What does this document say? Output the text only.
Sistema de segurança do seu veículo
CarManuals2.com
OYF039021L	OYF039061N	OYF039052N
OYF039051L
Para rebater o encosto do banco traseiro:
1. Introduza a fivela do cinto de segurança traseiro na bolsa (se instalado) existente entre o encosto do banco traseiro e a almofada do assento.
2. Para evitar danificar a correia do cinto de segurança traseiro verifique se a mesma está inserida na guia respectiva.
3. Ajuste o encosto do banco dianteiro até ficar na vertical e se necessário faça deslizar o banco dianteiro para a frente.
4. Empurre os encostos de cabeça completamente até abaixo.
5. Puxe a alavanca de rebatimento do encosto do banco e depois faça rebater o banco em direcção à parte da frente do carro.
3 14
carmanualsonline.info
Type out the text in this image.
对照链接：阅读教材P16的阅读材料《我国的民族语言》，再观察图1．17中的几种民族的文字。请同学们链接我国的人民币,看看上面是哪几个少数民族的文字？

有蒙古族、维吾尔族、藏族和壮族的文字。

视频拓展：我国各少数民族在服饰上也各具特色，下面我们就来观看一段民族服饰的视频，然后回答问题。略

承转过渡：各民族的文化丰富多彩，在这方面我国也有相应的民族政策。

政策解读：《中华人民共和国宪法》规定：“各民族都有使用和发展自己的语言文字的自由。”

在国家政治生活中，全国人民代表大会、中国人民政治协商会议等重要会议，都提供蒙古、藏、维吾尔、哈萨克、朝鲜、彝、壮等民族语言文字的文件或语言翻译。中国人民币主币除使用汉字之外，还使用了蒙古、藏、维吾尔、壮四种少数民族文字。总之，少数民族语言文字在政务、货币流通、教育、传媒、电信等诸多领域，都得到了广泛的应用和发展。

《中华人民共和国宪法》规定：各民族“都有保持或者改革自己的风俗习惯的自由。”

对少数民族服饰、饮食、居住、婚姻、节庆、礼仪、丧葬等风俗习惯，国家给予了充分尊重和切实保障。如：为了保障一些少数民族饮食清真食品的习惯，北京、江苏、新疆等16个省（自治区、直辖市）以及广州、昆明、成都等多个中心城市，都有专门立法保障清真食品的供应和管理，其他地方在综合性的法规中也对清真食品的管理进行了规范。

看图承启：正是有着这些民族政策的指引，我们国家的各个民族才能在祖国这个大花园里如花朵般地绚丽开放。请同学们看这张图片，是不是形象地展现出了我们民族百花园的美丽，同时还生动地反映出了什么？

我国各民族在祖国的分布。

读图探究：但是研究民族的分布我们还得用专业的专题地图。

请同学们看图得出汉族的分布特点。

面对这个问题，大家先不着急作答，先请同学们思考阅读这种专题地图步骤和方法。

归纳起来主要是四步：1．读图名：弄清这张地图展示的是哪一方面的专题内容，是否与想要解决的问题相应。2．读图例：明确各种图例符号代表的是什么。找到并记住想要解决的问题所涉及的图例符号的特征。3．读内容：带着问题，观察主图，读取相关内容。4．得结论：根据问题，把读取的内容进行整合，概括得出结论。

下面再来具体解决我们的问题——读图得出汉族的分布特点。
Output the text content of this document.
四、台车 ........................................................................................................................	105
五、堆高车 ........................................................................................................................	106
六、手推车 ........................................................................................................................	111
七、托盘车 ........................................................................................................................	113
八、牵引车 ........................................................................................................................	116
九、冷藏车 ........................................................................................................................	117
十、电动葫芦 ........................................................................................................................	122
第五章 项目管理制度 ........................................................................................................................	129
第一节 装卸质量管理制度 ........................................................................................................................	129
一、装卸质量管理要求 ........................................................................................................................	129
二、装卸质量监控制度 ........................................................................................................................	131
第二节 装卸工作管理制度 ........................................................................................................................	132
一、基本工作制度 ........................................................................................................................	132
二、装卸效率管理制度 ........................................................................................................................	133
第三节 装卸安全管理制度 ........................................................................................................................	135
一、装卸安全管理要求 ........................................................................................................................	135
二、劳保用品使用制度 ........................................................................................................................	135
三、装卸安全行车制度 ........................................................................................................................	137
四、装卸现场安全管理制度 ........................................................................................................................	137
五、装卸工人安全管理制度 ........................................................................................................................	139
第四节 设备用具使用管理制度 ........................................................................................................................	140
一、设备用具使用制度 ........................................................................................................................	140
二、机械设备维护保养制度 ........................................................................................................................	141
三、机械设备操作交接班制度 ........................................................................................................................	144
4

★ ★ ★ ★ ★

_GIVEN INSTRUCTION_
Copy each line of the listing in which the word "cinto" can be found.

_SOLUTION TO THIS PROBLEM_
1. Introduza a fivela do cinto de segurança traseiro na bolsa (se instalado) existente entre o encosto do banco traseiro e a almofada do assento.
2. Para evitar danificar a correia do cinto de segurança traseiro verifique se a mesma está inserida na guia respectiva.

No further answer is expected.